- **Teks Bacaan**:
DHEANMEDIA.COM SHANGHAI – Predikat “Menteri Digital” semakin melekat kuat pada sosok Arief Yahya. Menteri Pariwisata Republik Indonesia ini sukses menguji coba terobosan baru untuk menjaring wisatawan mancanegara, dengan digital selling tools yang bernama CDM Competing Destination Model.
“Ini pertama kali, Indonesia pionir, dan langkah awalnya: sukses! Kami bangga bisa support jauh lebih dalam dari service yang biasanya kami sediakan. Belum ada negara yang menggunakan teknologi ini sampai ke level selling dan termonitor dengan detail. Pak Menteri Arief Yahya professional!” aku Tony Zhou, VP of Operations and Maintenance Zamplus.
Zamplus Technology Inc, Shanghai Data Exchange Corp adalah perusahaan IT yang sudah bermitra dengan ratusan perusahaan kelas dunia dari banyak negara. Juga sudah bekerjasama dengan banyak negara yang menjadikan Tiongkok sebagai market. Biasanya, klien-nya hanya meminta sampai ke impression, click per view, dan memastikan bahwa materi promosinya sudah terbaca dan diterima hingga profile audience yang ditargetkan.
Yang dikejar Menpar Arief Yahya sampai ke Shanghai lebih dari itu, yakni kepastian alur customer dalam membuat pilihan destinasi liburannya. Dari Looking atau Searching, menemukan banyak pilihan destinasi, lalu mempengaruhi mereka, agar memilih Wonderful Indonesia dibandingkan dengan banyak destinasi serupa yang dipromosikan oleh banyak negara. Dan ditandai dengan Booking dan Payment, sampai ke Arrival Date, atau waktu kedatangan di tanah air.

- **Cuplikan Data**:

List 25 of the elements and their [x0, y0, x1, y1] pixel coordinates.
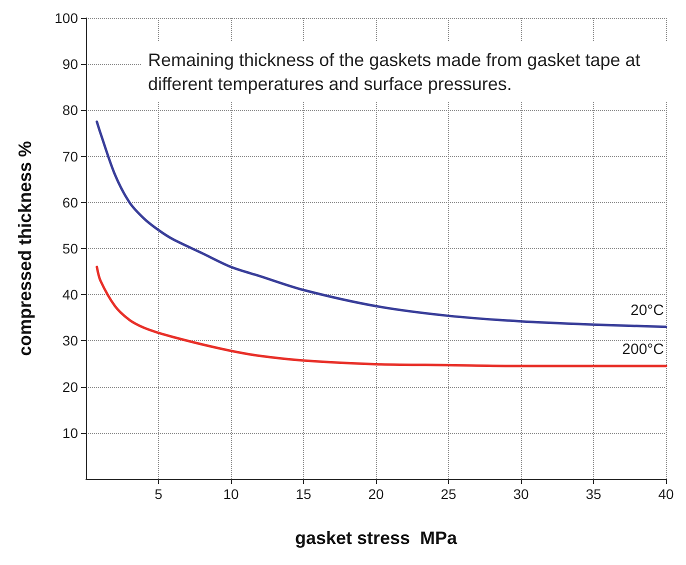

- **Tugas**: Lanjutkan teks tentang uji coba CDM oleh Menteri Pariwisata Arief Yahya, mulai setelah kalimat terakhirnya. Data ini adalah bahan tersendiri yang terpisah dari teks tentang uji coba CDM.

- **Jawaban**:
Mantan Dirut PT Telkom itu sering menyingkat LBP. Looking, Booking, Peyment. Di China, untuk bisa booking harus sudah payment dulu, jadi lebih meyakinkan. Tidak ada pemesanan tanpa pembayaran terlebih dulu. “Dan secara teknologi, saya bisa membayangkan! Kalau kita bisa membayangkan, maka kita pasti bisa mewujudkannya,” kata Arief Yahya, Menpar RI.
“Inilah salah satu terjemahan konkret dari apa yang sering saya sampaikan, The More Digital The More Global, The More Digital The More Personal, and The More Digital The More Professional! Teknologi digital bisa menjangkau apa saja yang selama ini terlalu sulit dan dianggap tidak masuk akal,” tambah Arief Yahya.
CDM itu dikerjakan oleh teknologi, menggunakan big data, tanpa menabrak semua regulasi dan kerahasiaan customers-nya. Zamplus Inc sangat memungkinkan melakukan itu, karena perusahaan IT ini sudah bekerjasama dengan OTA (Online Travel Agent), SE (Searching Engine), Online Travel Site, Online Media, E-Commerce, Ride Hailing, Insurance and Fintech.
Hasilnya? Bulan September naik signifikan, CDM mendapatkan booking wisman Tiongkok, yang sudah Looking, Booking, Payment memilih berwisata ke Indonesia. “Saya pantau sampai betul-betul konkret! Hasil yang luar biasa, hanya bisa ditempuh dengan cara yang tidak biasa! Dan digital adalah jawabannya,” sebut Menpar Arief.
Apa sih konsep CDM itu? Namanya juga Competing, jadi ada proses mempengaruhi audience atau viewers, untuk mengubah keinginan mereka, bahkan membelokkan tujuan mereka berwisata, dengan menyisipkan promosi Wonderful Indonesia di saat yang tepat. Timeline yang kritis itu, adalah ketika mereka sedang searching, sebelum booking, sampai membuat keputusan booking dan payment.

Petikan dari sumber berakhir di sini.